| INSTRUCTIONS FOR THE TASK |
In the entries below, find the lines that contain the word "Washington" and copy them.

Structured figure records:
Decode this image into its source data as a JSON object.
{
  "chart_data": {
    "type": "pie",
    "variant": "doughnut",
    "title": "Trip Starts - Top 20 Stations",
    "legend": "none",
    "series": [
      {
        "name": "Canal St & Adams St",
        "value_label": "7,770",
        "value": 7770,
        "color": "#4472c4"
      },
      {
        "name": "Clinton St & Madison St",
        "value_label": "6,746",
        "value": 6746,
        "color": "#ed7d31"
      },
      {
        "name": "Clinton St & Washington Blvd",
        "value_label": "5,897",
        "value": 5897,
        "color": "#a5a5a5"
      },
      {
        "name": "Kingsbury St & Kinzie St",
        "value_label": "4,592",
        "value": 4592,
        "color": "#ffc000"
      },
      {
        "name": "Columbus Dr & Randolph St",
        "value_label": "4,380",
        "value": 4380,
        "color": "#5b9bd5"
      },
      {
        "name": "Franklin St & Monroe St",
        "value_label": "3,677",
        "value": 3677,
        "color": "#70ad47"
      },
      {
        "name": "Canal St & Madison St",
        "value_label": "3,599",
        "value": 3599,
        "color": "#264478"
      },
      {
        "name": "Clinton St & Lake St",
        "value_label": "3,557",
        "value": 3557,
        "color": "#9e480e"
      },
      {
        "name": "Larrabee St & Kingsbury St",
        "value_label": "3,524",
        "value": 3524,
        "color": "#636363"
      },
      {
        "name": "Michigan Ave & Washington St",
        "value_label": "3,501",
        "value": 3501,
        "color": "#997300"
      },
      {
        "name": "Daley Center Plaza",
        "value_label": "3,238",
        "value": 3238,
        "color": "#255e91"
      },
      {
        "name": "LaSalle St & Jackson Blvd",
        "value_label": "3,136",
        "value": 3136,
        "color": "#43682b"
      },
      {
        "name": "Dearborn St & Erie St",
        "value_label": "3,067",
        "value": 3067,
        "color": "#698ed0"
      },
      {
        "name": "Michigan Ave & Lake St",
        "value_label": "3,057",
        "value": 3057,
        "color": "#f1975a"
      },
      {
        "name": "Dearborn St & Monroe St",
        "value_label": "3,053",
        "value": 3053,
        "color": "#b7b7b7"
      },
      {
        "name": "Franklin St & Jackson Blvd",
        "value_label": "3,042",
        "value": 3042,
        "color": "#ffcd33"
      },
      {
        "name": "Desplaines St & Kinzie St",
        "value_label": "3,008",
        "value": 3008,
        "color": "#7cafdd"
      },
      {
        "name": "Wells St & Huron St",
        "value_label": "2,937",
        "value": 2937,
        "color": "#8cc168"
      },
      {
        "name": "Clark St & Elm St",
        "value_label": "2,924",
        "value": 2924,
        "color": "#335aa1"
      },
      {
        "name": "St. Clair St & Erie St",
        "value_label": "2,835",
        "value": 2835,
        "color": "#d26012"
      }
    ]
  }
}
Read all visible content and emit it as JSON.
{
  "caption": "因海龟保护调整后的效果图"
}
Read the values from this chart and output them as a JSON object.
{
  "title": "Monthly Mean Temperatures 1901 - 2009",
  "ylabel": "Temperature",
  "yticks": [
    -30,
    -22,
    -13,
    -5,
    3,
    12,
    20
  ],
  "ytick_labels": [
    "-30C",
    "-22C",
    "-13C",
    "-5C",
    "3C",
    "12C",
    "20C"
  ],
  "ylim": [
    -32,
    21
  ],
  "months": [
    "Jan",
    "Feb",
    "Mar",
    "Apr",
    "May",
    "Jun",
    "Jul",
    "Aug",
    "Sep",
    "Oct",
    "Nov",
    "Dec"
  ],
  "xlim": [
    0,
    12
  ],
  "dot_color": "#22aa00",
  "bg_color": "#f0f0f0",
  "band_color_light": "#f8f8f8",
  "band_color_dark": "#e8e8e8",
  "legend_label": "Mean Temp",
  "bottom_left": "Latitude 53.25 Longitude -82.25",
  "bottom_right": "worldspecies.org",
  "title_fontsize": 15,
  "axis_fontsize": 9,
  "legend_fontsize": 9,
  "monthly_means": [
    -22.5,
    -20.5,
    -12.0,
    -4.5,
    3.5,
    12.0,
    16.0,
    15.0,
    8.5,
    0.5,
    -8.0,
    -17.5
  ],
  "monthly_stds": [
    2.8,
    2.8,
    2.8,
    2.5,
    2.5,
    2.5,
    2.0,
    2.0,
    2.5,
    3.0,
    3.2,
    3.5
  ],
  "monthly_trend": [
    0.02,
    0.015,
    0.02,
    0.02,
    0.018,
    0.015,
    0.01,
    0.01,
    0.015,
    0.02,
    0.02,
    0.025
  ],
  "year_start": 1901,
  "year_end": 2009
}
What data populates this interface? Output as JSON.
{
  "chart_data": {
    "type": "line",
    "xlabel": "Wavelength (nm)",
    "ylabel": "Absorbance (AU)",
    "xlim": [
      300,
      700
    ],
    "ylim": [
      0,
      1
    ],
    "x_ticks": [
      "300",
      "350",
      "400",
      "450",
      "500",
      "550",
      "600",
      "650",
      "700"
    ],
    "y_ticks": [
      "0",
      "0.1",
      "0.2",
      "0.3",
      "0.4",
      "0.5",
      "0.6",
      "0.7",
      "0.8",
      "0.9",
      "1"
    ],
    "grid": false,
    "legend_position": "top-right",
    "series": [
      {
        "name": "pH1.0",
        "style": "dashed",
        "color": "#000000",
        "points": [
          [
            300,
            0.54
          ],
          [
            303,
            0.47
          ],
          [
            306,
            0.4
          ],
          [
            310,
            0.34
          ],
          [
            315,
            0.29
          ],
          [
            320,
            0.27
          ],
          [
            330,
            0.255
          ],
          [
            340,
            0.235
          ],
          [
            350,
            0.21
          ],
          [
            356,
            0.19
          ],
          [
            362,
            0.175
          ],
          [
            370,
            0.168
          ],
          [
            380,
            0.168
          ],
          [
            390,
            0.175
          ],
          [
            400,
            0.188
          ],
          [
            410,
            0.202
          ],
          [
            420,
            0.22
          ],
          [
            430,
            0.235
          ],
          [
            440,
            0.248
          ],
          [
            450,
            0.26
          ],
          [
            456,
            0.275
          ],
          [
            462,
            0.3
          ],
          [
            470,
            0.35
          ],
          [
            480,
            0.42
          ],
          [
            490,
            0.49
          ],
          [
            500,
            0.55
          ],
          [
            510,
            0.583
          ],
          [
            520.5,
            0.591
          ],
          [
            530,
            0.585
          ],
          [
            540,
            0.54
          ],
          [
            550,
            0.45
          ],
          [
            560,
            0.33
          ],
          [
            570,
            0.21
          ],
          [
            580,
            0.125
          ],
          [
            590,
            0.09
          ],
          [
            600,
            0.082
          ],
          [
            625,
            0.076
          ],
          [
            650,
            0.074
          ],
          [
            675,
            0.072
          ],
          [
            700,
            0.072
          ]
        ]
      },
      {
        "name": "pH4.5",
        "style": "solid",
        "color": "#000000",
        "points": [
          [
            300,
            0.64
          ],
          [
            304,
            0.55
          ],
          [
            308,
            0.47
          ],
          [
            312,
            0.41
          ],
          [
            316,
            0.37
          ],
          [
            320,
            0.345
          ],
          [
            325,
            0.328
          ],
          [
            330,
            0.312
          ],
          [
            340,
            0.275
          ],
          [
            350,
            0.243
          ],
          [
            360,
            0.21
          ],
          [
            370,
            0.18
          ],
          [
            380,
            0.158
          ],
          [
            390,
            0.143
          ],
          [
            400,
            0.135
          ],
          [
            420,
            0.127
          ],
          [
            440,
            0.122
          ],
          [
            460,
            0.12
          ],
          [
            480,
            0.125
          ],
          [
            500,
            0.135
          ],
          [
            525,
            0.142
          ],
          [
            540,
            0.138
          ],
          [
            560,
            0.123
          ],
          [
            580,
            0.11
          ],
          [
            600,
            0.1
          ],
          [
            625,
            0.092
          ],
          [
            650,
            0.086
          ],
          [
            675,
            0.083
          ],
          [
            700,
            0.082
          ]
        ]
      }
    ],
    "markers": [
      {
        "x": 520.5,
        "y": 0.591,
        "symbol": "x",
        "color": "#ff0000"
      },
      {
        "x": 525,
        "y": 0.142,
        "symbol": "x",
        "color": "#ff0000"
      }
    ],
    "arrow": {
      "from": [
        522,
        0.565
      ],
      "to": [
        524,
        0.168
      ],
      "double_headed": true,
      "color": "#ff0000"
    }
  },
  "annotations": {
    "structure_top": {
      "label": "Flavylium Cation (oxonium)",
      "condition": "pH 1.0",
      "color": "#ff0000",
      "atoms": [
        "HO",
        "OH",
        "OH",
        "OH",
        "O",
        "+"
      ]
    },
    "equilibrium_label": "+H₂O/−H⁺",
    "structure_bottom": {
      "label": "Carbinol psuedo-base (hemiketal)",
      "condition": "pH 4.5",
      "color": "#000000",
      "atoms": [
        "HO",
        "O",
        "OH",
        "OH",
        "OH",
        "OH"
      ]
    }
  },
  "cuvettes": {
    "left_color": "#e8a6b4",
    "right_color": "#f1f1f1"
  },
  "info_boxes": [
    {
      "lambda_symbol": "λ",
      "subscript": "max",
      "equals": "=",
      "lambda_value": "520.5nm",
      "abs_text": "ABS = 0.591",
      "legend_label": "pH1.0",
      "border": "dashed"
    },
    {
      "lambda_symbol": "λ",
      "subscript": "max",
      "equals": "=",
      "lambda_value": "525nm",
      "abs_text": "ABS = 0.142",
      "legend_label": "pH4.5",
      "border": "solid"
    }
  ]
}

| SOLUTION TO THE EXERCISE |
        "name": "Clinton St & Washington Blvd",
        "name": "Michigan Ave & Washington St",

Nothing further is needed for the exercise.